- GOAL: Give the data as a numbered list, leaving out any blank lines, covering only the part that opens with the first line and closes with the line containing "italic-i: I bbox=[205, 329, 210, 345]".

Data drawn from a collection:
□ □ □ □ □

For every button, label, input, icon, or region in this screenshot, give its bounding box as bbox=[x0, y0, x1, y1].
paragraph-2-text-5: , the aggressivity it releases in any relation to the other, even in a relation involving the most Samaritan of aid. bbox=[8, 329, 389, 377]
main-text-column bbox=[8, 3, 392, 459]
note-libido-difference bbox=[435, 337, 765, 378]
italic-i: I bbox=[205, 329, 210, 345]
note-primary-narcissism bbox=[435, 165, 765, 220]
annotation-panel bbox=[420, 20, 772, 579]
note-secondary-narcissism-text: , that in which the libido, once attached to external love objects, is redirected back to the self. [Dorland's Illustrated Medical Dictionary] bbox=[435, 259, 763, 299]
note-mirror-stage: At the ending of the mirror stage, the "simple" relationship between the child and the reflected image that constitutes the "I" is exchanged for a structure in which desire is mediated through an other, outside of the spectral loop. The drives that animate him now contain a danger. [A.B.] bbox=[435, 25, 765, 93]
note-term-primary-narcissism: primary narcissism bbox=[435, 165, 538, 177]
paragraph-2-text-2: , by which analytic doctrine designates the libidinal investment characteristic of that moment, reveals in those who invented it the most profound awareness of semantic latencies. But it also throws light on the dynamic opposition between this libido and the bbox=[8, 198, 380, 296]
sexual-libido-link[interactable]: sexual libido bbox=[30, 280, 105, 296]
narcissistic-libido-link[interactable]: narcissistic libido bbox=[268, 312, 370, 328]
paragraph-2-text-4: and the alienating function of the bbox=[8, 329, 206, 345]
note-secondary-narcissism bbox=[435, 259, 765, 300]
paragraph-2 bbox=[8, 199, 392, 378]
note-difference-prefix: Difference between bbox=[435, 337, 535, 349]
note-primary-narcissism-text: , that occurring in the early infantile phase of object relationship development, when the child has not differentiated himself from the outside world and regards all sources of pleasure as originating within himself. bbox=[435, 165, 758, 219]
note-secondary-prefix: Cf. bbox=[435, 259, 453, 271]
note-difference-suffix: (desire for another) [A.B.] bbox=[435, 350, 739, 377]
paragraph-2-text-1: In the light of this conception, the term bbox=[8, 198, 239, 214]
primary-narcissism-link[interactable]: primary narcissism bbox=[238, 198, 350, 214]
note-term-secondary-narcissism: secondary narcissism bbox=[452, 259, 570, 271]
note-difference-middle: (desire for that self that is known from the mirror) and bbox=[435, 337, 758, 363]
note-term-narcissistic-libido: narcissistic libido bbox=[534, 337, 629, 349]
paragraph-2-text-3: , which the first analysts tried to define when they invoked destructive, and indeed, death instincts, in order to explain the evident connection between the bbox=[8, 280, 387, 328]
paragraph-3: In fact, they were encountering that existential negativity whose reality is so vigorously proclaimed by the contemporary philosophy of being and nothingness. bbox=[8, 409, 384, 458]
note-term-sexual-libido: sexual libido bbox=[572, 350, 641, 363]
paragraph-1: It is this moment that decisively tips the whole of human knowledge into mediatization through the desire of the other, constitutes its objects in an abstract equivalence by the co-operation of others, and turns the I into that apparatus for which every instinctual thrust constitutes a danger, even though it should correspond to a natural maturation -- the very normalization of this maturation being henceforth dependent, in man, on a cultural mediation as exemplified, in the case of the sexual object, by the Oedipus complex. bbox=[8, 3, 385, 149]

□ □ □ □ □

- SOLUTION TO THIS EXERCISE:
1. For every button, label, input, icon, or region in this screenshot, give its bounding box as bbox=[x0, y0, x1, y1].
2. paragraph-2-text-5: , the aggressivity it releases in any relation to the other, even in a relation involving the most Samaritan of aid. bbox=[8, 329, 389, 377]
3. main-text-column bbox=[8, 3, 392, 459]
4. note-libido-difference bbox=[435, 337, 765, 378]
5. italic-i: I bbox=[205, 329, 210, 345]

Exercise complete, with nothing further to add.